Dataset rows about figures:
· · · · · · ·
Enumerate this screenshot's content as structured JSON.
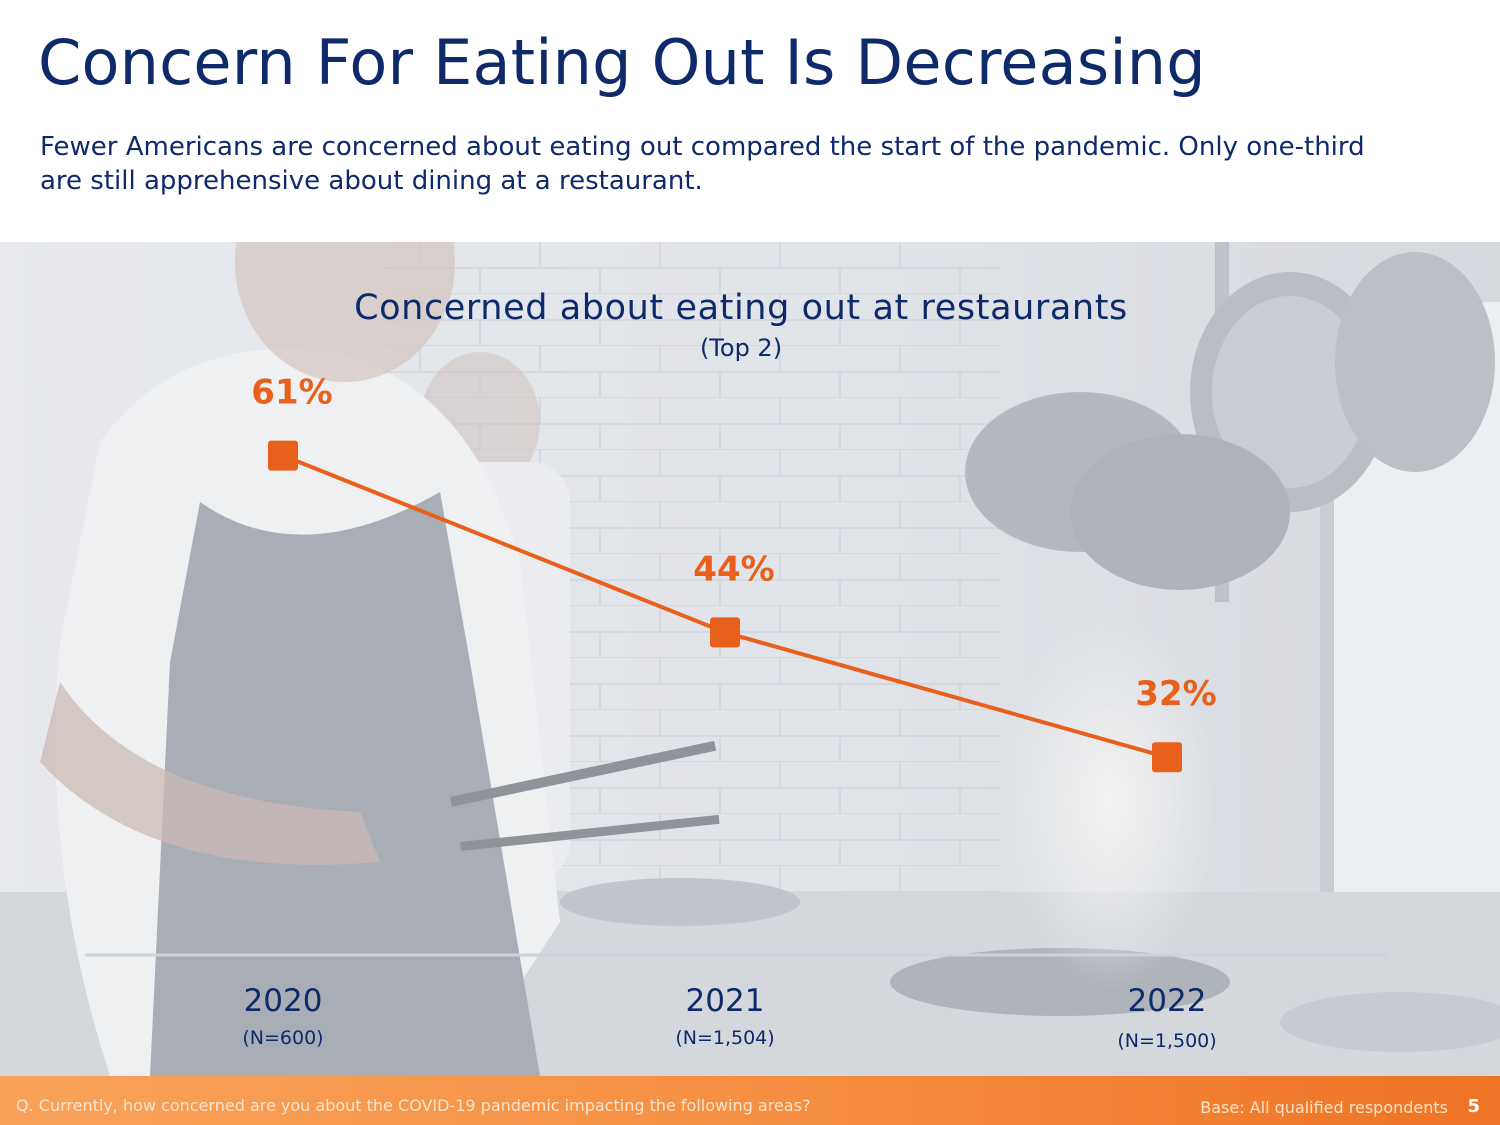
{
  "header": {
    "title": "Concern For Eating Out Is Decreasing",
    "subtitle": "Fewer Americans are concerned about eating out compared the start of the pandemic. Only one-third are still apprehensive about dining at a restaurant."
  },
  "chart_data": {
    "type": "line",
    "title": "Concerned about eating out at restaurants",
    "subtitle": "(Top 2)",
    "categories": [
      "2020",
      "2021",
      "2022"
    ],
    "sample_sizes": [
      "(N=600)",
      "(N=1,504)",
      "(N=1,500)"
    ],
    "series": [
      {
        "values": [
          61,
          44,
          32
        ],
        "labels": [
          "61%",
          "44%",
          "32%"
        ],
        "color": "#e8601c"
      }
    ],
    "xlabel": "",
    "ylabel": "",
    "ylim": [
      0,
      100
    ],
    "grid": false,
    "legend": "none"
  },
  "footer": {
    "question": "Q. Currently, how concerned are you about the COVID-19 pandemic impacting the following areas?",
    "base": "Base:  All qualified respondents",
    "page_number": "5"
  },
  "colors": {
    "title": "#0f2a6b",
    "accent": "#e8601c",
    "footer": "#f58d3f"
  },
  "background_image": "kitchen-chef-photo"
}
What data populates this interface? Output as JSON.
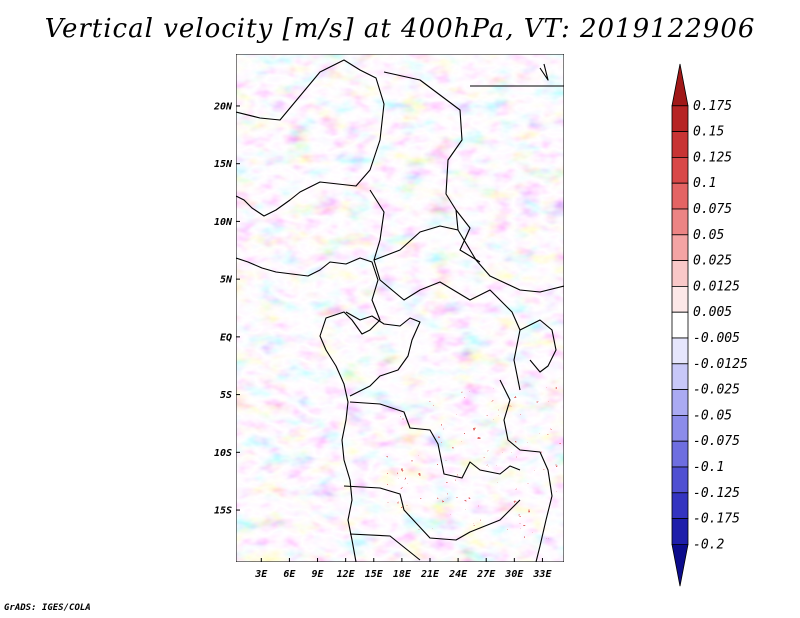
· · · · · · ·
Stated problem = Give all the lines above again, character for character, without pictures.

Solution for this exercise =
Enumerate this screenshot's content as structured JSON.
{
  "header": {
    "title": "Concern For Eating Out Is Decreasing",
    "subtitle": "Fewer Americans are concerned about eating out compared the start of the pandemic. Only one-third are still apprehensive about dining at a restaurant."
  },
  "chart_data": {
    "type": "line",
    "title": "Concerned about eating out at restaurants",
    "subtitle": "(Top 2)",
    "categories": [
      "2020",
      "2021",
      "2022"
    ],
    "sample_sizes": [
      "(N=600)",
      "(N=1,504)",
      "(N=1,500)"
    ],
    "series": [
      {
        "values": [
          61,
          44,
          32
        ],
        "labels": [
          "61%",
          "44%",
          "32%"
        ],
        "color": "#e8601c"
      }
    ],
    "xlabel": "",
    "ylabel": "",
    "ylim": [
      0,
      100
    ],
    "grid": false,
    "legend": "none"
  },
  "footer": {
    "question": "Q. Currently, how concerned are you about the COVID-19 pandemic impacting the following areas?",
    "base": "Base:  All qualified respondents",
    "page_number": "5"
  },
  "colors": {
    "title": "#0f2a6b",
    "accent": "#e8601c",
    "footer": "#f58d3f"
  },
  "background_image": "kitchen-chef-photo"
}
What data populates this interface? Output as JSON.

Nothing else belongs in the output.